_Challenge:_
Find the word "JSON" in the material below and gather every line that contains it.
━━ Recorded data ━━
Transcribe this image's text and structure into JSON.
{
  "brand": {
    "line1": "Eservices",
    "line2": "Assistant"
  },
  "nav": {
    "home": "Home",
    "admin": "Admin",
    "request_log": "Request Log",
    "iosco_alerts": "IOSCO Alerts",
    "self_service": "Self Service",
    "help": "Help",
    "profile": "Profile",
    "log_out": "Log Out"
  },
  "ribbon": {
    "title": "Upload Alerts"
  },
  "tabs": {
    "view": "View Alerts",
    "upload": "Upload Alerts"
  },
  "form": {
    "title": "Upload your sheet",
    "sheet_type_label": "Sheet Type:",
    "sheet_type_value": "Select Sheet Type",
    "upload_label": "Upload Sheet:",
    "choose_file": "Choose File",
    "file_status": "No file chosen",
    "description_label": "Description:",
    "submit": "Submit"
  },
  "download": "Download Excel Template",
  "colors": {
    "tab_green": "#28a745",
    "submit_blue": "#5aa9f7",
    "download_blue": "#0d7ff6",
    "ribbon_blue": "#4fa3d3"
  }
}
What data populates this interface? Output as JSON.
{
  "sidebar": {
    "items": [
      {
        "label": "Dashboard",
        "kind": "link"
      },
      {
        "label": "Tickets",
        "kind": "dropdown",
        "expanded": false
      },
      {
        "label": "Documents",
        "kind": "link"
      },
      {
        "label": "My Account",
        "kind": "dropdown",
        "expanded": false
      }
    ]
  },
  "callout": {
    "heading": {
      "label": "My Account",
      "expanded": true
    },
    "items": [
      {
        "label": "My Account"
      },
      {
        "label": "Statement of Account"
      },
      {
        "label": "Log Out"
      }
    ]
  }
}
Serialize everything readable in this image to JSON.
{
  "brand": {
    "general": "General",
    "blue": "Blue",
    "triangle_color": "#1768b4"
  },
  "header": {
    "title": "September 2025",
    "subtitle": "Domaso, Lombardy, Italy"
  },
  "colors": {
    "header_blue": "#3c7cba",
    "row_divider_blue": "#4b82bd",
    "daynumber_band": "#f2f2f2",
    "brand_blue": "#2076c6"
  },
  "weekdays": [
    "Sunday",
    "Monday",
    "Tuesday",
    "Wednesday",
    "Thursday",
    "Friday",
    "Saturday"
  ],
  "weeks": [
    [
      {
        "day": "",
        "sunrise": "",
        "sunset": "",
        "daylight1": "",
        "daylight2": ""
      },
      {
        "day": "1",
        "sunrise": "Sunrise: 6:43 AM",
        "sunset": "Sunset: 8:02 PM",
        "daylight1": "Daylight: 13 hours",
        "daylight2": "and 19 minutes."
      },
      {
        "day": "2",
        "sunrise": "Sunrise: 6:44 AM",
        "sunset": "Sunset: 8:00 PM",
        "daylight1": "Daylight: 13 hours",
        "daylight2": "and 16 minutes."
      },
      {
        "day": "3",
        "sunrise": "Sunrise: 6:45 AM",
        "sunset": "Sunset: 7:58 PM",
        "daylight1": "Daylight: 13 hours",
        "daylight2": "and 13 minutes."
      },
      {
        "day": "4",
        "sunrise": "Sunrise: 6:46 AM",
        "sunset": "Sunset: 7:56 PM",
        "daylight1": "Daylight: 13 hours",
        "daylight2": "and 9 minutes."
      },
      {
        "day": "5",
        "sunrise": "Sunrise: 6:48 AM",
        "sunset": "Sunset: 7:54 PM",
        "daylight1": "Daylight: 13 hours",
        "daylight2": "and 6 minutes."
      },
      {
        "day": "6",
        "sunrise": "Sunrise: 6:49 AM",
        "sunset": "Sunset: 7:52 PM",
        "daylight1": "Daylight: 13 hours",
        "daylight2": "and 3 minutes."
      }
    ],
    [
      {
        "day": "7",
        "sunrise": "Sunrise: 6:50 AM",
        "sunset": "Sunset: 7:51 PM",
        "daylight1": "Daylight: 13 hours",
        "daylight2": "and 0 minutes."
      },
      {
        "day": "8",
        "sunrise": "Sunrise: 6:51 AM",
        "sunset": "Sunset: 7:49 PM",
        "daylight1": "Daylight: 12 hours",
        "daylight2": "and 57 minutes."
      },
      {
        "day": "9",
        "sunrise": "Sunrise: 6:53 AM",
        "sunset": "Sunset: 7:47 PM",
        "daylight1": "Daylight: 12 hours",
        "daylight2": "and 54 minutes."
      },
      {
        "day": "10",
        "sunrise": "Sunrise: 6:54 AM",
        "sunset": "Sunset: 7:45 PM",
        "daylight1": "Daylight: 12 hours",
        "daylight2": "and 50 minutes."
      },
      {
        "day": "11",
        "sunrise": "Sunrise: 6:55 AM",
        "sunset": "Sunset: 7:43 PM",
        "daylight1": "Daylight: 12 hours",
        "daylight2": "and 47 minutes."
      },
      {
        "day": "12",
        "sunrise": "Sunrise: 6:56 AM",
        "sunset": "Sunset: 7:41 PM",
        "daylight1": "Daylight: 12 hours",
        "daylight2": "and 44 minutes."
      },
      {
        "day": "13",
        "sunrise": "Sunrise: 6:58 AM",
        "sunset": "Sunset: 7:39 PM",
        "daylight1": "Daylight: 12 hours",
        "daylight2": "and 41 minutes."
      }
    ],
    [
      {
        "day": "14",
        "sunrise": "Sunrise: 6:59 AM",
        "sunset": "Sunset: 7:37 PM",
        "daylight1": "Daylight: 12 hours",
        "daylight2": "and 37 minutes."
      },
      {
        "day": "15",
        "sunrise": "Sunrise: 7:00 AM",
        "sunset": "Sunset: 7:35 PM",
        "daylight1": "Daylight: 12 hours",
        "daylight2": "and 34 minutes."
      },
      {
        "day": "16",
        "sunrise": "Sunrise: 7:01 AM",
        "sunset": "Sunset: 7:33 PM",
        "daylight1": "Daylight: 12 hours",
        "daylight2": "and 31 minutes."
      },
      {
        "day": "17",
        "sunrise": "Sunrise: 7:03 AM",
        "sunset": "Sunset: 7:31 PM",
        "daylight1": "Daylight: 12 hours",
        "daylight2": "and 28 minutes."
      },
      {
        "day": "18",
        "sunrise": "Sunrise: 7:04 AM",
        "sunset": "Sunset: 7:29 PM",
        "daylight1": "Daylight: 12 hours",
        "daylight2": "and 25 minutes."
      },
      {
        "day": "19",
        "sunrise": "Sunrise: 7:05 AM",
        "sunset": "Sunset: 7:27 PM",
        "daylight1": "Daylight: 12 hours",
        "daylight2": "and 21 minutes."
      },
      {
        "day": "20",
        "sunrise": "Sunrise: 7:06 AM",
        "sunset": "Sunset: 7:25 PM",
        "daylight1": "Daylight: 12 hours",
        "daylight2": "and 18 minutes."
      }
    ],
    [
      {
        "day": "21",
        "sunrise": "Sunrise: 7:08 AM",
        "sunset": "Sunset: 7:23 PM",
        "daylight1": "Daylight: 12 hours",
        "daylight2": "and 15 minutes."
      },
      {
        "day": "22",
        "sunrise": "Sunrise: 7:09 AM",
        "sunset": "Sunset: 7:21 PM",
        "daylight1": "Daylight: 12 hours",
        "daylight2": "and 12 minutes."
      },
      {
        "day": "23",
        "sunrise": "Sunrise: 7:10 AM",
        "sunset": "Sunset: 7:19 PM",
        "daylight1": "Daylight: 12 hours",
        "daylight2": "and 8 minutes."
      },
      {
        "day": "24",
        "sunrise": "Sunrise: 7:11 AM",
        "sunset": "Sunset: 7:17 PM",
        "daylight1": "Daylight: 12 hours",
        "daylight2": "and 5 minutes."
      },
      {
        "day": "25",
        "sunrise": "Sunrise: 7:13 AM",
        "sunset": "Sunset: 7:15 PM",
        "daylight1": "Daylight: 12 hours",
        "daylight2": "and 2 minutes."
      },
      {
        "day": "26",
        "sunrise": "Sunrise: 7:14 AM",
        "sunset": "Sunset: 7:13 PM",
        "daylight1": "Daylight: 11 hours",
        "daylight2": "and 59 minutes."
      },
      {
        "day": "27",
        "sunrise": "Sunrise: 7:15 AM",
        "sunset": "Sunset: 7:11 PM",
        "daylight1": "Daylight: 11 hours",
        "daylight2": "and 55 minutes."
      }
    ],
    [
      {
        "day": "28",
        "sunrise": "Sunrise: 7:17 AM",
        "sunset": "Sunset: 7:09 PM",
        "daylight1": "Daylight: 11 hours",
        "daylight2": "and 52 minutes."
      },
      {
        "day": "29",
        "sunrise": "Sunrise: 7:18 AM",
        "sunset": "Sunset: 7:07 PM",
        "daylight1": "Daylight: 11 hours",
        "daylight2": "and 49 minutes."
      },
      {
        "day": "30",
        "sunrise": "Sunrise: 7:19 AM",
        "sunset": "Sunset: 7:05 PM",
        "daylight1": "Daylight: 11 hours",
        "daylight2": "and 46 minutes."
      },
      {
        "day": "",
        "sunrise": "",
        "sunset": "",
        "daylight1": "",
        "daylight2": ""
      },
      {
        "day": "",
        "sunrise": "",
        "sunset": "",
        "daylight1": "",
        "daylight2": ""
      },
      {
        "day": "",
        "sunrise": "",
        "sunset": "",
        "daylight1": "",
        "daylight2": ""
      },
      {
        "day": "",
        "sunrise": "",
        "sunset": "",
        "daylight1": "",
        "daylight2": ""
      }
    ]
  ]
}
━━━
_Written response:_
Transcribe this image's text and structure into JSON.
What data populates this interface? Output as JSON.
Serialize everything readable in this image to JSON.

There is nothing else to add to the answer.